TEXTE À LIRE:

Embarquez pour les dernières années tumultueuses de la République Romaine. Rome revient sur HBO, et un adjectif s'impose dans mon esprit pour qualifier ce premier épisode de reprise : grandiose.
Bluffée, happée par la force, l'émotion, la symbolique de l'ensemble, je suis totalement par conquise par ce brillant retour de la série.
La saison 2 reprend au moment où la saison 1 s'était achevée. Cesar vient d'être assassiné. Niobe vient de se suicider. Au milieu de cette mare de sang, le chaos menace Rome. Tout est suspendu aux prochaines actions des différentes factions.
L'épisode multiplie les scènes marquantes et symboliques. Les silences en disent plus que de longs discours et si les scénaristes choisissent de prendre quelques raccourcis historiques assez drastiques, ils sont immédiatement pardonnés au vu du résultat. Première scène pour nous remettre dans l'ambiance, avec Marc Antoine qui doit fuir du sénat, pourchassé par une bande d'assassins. Une scène qui suffit à retranscrire le souffle de violence, l'embrasement qui risque de suivre la mort de Cesar.
Apprenant l'assassinat, Atia s'effondre déboussolée et l'on sent l'autorité de la famille qui passe peu à peu des mains d'Atia à celles d'Octave. Ce dernier ne perd pas le nord, parfaitement conscient des implications de la mort de Cesar, il montre un talent d'analyse et de tacticien indéniable, potentiel bien présent qui sera progressivement pleinement exploité. Les raisonnements d'Octave sont intelligents, mais il faut surtout s'arrêter sur les scènes après la lecture du fameux testament. Il n'hésite pas à s'opposer aux décisions de Marc Antoine, prises dans la précipitation, pour souligner les failles du raisonnement juridique des conjurés et parvenir à trouver les bons arguments pour convaincre sa mère et Marc Antoine du bienfondé de ses vues. Dans ces scènes regorgent toute la symbolique du futur dernier acte de la République. Les équilibres et affrontements sont annoncés de façon sous-jacente dans une mise en scène vraiment bien menée. Différents moments mériteraient aussi d'être mis en relief, comme l'insistance sur le nom de Cesar notamment qu'Octave acquiert par le testament en devenant son fils adoptif, et surtout son héritier.

DONNÉES EXTRAITES:
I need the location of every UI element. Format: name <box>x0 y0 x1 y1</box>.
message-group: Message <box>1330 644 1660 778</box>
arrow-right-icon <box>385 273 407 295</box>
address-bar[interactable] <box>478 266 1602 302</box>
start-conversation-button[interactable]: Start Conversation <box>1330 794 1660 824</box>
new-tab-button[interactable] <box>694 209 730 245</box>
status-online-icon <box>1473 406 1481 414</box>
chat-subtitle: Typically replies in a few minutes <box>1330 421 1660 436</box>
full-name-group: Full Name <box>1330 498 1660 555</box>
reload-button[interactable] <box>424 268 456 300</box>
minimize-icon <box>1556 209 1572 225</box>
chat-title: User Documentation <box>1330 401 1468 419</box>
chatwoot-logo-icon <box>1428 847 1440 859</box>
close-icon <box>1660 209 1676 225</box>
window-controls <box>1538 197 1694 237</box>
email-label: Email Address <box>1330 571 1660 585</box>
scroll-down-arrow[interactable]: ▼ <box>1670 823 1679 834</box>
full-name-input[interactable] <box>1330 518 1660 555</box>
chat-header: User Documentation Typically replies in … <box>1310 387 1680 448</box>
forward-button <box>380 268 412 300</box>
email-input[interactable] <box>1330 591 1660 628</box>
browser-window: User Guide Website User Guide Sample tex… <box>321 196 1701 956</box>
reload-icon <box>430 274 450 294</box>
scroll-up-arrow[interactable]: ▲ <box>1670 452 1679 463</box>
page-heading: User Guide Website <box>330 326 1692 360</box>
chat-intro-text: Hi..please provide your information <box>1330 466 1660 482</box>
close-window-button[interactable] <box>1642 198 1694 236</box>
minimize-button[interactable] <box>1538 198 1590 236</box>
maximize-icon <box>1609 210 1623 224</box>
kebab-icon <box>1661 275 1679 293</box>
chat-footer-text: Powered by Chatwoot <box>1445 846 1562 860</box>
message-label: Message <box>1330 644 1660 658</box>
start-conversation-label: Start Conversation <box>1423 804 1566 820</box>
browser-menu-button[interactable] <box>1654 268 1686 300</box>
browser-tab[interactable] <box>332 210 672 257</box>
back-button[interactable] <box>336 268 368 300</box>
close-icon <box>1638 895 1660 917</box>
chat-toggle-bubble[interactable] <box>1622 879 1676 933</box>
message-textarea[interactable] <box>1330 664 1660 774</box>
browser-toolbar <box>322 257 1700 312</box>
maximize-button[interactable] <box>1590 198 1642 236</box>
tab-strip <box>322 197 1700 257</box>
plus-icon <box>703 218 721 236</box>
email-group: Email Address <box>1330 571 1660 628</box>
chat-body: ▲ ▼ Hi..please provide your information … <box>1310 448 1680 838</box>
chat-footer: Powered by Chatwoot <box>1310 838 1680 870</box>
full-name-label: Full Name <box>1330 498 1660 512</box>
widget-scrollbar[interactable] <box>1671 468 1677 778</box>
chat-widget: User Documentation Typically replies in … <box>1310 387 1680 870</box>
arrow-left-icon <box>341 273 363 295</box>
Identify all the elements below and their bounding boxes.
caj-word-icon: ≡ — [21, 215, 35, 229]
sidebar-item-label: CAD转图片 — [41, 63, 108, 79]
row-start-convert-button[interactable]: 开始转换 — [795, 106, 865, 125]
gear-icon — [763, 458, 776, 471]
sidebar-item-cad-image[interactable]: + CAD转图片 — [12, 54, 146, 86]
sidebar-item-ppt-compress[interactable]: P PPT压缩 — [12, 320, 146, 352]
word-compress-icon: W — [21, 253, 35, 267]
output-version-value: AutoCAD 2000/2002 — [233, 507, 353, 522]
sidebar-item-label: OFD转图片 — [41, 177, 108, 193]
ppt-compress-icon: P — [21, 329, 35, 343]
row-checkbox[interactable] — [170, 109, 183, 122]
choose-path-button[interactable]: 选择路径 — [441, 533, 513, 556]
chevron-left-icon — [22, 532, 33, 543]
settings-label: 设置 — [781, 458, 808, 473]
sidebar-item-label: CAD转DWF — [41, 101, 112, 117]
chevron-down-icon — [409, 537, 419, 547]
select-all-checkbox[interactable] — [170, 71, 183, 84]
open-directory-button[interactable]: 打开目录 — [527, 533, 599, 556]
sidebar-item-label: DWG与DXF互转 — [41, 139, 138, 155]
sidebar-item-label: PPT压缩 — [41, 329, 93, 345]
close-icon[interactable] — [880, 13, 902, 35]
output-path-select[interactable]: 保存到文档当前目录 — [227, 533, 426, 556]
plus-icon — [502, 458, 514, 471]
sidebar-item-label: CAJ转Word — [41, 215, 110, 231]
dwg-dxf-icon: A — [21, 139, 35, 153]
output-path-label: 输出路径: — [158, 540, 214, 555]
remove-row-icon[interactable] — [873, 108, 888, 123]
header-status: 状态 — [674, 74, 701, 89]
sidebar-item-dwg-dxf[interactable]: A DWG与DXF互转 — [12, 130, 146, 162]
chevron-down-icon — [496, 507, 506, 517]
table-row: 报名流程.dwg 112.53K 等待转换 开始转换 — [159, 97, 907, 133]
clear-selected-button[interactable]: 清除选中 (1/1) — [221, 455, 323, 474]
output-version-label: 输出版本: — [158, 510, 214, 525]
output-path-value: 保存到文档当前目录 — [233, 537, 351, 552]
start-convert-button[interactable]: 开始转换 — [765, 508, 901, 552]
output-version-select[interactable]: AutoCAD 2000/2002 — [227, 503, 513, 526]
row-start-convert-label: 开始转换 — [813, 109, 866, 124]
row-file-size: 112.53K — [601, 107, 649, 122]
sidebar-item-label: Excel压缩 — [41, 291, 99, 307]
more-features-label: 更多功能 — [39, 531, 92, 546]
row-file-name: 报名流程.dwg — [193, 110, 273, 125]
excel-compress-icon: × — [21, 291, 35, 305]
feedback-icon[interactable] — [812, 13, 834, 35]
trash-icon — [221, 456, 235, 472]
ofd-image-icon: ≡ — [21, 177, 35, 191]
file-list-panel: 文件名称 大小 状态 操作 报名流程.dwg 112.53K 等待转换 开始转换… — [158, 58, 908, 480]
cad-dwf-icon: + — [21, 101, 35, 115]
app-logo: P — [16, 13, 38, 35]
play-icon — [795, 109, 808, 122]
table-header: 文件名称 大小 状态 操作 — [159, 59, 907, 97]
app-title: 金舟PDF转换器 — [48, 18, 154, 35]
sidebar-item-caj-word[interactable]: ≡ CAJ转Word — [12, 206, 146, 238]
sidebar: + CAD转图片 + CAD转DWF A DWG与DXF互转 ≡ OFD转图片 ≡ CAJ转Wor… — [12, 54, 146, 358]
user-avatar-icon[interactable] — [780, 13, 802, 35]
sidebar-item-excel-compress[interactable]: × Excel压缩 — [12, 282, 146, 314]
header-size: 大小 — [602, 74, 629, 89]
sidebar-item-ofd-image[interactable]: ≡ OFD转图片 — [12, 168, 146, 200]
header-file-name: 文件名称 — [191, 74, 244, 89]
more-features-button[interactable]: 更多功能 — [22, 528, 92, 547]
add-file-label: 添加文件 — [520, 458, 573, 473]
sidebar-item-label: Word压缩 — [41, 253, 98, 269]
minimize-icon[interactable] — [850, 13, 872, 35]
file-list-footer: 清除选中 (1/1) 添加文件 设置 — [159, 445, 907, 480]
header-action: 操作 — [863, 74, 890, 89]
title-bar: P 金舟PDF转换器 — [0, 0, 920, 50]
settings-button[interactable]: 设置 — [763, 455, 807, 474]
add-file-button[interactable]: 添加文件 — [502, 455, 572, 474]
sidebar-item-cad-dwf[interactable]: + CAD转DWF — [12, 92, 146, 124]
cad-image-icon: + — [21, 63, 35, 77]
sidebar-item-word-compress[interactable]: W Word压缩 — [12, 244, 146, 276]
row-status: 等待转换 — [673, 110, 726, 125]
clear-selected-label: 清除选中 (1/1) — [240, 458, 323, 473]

CONSIGNE: Traduisez en anglais cette phrase du texte sur la série Rome : « La saison 2 reprend au moment où la saison 1 s'était achevée. » Les lignes sont tirées d'une autre source que le texte.

CORRIGÉ: Season 2 picks up at the point where season 1 had ended.